• **Instructions for the task**
Leave out the pictures and repeat the data exactly.

• **Data supplied**
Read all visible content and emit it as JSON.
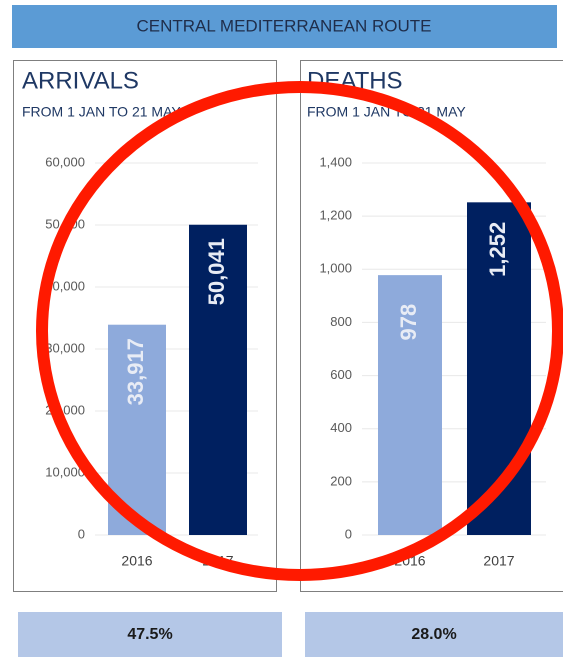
{
  "header": "CENTRAL MEDITERRANEAN ROUTE",
  "chart_data": [
    {
      "type": "bar",
      "title": "ARRIVALS",
      "subtitle": "FROM 1 JAN TO 21 MAY",
      "categories": [
        "2016",
        "2017"
      ],
      "values": [
        33917,
        50041
      ],
      "value_labels": [
        "33,917",
        "50,041"
      ],
      "colors": [
        "#8eaadb",
        "#002060"
      ],
      "ylim": [
        0,
        60000
      ],
      "yticks": [
        0,
        {
          "value": 10000,
          "label": "10,000"
        },
        {
          "value": 20000,
          "label": "20,000"
        },
        {
          "value": 30000,
          "label": "30,000"
        },
        {
          "value": 40000,
          "label": "40,000"
        },
        {
          "value": 50000,
          "label": "50,000"
        },
        {
          "value": 60000,
          "label": "60,000"
        }
      ],
      "grid": true
    },
    {
      "type": "bar",
      "title": "DEATHS",
      "subtitle": "FROM 1 JAN TO 21 MAY",
      "categories": [
        "2016",
        "2017"
      ],
      "values": [
        978,
        1252
      ],
      "value_labels": [
        "978",
        "1,252"
      ],
      "colors": [
        "#8eaadb",
        "#002060"
      ],
      "ylim": [
        0,
        1400
      ],
      "yticks": [
        0,
        200,
        400,
        600,
        800,
        {
          "value": 1000,
          "label": "1,000"
        },
        {
          "value": 1200,
          "label": "1,200"
        },
        {
          "value": 1400,
          "label": "1,400"
        }
      ],
      "grid": true
    }
  ],
  "footer": [
    "47.5%",
    "28.0%"
  ]
}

• **Complete response**
Read all visible content and emit it as JSON.
{
  "header": "CENTRAL MEDITERRANEAN ROUTE",
  "chart_data": [
    {
      "type": "bar",
      "title": "ARRIVALS",
      "subtitle": "FROM 1 JAN TO 21 MAY",
      "categories": [
        "2016",
        "2017"
      ],
      "values": [
        33917,
        50041
      ],
      "value_labels": [
        "33,917",
        "50,041"
      ],
      "colors": [
        "#8eaadb",
        "#002060"
      ],
      "ylim": [
        0,
        60000
      ],
      "yticks": [
        0,
        {
          "value": 10000,
          "label": "10,000"
        },
        {
          "value": 20000,
          "label": "20,000"
        },
        {
          "value": 30000,
          "label": "30,000"
        },
        {
          "value": 40000,
          "label": "40,000"
        },
        {
          "value": 50000,
          "label": "50,000"
        },
        {
          "value": 60000,
          "label": "60,000"
        }
      ],
      "grid": true
    },
    {
      "type": "bar",
      "title": "DEATHS",
      "subtitle": "FROM 1 JAN TO 21 MAY",
      "categories": [
        "2016",
        "2017"
      ],
      "values": [
        978,
        1252
      ],
      "value_labels": [
        "978",
        "1,252"
      ],
      "colors": [
        "#8eaadb",
        "#002060"
      ],
      "ylim": [
        0,
        1400
      ],
      "yticks": [
        0,
        200,
        400,
        600,
        800,
        {
          "value": 1000,
          "label": "1,000"
        },
        {
          "value": 1200,
          "label": "1,200"
        },
        {
          "value": 1400,
          "label": "1,400"
        }
      ],
      "grid": true
    }
  ],
  "footer": [
    "47.5%",
    "28.0%"
  ]
}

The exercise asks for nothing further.